Data excerpts
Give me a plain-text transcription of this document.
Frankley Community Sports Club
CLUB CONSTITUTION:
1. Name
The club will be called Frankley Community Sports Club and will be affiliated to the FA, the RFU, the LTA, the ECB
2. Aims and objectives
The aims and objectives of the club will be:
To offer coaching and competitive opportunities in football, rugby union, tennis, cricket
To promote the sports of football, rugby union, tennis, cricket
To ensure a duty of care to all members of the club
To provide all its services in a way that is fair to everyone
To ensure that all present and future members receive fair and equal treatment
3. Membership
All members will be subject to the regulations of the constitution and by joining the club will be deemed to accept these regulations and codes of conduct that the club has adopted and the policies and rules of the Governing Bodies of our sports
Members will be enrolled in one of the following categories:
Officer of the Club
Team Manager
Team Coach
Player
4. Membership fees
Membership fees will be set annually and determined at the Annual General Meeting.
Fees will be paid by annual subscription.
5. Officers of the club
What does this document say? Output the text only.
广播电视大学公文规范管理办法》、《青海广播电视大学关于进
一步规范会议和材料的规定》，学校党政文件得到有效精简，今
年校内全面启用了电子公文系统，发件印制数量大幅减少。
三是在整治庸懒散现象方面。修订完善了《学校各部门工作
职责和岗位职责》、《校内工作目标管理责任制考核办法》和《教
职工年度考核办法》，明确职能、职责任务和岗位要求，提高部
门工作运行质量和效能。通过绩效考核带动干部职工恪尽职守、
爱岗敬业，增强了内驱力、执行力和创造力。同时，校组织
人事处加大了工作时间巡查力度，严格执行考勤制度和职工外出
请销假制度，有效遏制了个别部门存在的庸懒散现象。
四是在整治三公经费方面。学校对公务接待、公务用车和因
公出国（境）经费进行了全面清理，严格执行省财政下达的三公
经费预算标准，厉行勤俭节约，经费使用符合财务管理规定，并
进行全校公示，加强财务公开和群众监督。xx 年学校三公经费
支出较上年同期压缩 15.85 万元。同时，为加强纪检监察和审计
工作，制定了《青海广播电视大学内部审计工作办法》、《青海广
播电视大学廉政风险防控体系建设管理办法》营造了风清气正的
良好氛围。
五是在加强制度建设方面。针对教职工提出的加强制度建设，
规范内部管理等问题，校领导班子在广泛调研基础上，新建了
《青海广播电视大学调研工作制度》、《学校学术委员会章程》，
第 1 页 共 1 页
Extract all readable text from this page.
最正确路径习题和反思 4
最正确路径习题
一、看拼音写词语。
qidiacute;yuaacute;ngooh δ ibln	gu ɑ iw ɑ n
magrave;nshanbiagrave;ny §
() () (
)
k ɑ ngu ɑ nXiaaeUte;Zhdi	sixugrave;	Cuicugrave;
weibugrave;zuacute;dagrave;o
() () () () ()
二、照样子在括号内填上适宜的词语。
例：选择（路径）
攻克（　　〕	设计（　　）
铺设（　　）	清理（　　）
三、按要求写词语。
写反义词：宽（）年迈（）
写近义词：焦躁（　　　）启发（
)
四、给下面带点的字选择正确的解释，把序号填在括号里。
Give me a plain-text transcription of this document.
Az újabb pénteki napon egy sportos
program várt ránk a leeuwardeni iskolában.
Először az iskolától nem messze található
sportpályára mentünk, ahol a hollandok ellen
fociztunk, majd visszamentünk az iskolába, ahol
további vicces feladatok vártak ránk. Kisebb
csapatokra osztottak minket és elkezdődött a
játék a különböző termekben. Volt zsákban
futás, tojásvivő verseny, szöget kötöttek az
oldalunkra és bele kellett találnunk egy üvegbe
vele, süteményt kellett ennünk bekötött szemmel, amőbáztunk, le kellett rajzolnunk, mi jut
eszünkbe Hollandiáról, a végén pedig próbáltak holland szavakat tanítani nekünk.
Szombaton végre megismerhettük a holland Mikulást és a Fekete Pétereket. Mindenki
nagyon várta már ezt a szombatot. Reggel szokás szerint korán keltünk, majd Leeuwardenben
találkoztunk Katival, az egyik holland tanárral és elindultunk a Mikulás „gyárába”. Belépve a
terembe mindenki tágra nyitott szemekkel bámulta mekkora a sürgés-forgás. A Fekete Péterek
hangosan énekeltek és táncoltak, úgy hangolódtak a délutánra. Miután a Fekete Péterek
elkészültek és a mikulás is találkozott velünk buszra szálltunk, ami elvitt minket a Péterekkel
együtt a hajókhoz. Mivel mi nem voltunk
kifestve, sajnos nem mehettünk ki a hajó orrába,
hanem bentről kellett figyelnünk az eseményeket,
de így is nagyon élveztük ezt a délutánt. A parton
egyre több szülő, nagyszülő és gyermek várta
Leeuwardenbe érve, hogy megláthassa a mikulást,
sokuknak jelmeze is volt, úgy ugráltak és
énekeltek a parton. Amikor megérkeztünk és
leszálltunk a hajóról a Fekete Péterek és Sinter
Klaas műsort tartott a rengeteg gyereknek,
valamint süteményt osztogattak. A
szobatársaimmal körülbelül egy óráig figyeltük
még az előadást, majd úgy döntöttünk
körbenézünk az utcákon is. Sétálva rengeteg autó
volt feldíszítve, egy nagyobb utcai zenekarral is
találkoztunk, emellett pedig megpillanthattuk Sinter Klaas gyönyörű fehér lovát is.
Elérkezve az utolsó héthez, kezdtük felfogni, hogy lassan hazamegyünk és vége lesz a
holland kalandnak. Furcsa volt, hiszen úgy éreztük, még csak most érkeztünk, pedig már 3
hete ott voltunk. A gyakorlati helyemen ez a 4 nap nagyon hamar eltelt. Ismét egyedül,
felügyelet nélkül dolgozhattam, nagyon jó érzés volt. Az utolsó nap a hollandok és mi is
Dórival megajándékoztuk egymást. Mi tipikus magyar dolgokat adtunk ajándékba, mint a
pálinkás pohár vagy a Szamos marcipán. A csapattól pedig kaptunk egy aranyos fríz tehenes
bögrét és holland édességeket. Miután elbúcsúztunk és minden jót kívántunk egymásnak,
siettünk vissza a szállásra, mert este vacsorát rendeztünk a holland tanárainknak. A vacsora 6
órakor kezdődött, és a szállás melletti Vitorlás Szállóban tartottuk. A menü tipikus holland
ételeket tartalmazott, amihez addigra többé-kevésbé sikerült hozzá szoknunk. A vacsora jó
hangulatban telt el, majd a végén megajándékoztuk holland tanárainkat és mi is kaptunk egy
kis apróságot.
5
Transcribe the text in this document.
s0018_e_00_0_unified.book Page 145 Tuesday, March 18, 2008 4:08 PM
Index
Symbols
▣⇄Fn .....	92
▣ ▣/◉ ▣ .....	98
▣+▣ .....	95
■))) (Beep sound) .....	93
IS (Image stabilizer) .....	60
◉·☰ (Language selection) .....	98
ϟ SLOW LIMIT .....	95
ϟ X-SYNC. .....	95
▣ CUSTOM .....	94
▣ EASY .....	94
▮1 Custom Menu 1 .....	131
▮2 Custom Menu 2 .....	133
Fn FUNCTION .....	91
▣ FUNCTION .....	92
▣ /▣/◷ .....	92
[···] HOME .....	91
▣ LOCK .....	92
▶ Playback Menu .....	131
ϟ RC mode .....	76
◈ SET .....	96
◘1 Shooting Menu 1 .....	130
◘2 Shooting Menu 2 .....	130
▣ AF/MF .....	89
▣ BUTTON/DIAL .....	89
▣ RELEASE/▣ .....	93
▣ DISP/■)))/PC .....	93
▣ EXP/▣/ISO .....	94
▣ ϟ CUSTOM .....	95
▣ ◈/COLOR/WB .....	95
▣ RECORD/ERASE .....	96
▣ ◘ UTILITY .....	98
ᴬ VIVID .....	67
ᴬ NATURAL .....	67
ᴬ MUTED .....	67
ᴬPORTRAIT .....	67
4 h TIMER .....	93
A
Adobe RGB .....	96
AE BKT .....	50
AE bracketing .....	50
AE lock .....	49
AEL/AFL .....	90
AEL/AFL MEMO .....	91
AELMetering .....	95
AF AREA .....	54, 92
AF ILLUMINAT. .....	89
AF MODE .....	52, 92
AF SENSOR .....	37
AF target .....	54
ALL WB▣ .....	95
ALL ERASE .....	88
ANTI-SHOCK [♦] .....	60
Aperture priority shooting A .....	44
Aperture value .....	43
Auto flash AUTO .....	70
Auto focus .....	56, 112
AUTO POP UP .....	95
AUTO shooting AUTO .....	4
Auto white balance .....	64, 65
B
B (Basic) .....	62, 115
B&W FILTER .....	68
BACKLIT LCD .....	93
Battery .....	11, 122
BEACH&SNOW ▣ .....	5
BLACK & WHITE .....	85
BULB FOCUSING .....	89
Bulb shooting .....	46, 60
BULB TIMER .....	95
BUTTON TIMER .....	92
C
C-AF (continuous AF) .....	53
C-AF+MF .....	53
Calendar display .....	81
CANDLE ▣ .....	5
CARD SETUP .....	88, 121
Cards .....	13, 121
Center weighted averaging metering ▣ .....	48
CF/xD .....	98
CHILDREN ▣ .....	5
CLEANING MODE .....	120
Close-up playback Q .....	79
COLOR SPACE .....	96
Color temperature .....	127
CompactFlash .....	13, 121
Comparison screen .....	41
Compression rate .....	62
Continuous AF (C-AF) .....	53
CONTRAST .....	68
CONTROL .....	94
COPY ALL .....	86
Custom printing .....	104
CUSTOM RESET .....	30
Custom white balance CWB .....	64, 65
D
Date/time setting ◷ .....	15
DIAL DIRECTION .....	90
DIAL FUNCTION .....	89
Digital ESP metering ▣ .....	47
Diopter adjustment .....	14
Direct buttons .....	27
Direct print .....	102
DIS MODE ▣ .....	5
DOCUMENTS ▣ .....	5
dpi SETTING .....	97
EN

* [The task] How many lines in the records hold the string "Menu"? Reply with the number alone.

* [Answer below] 5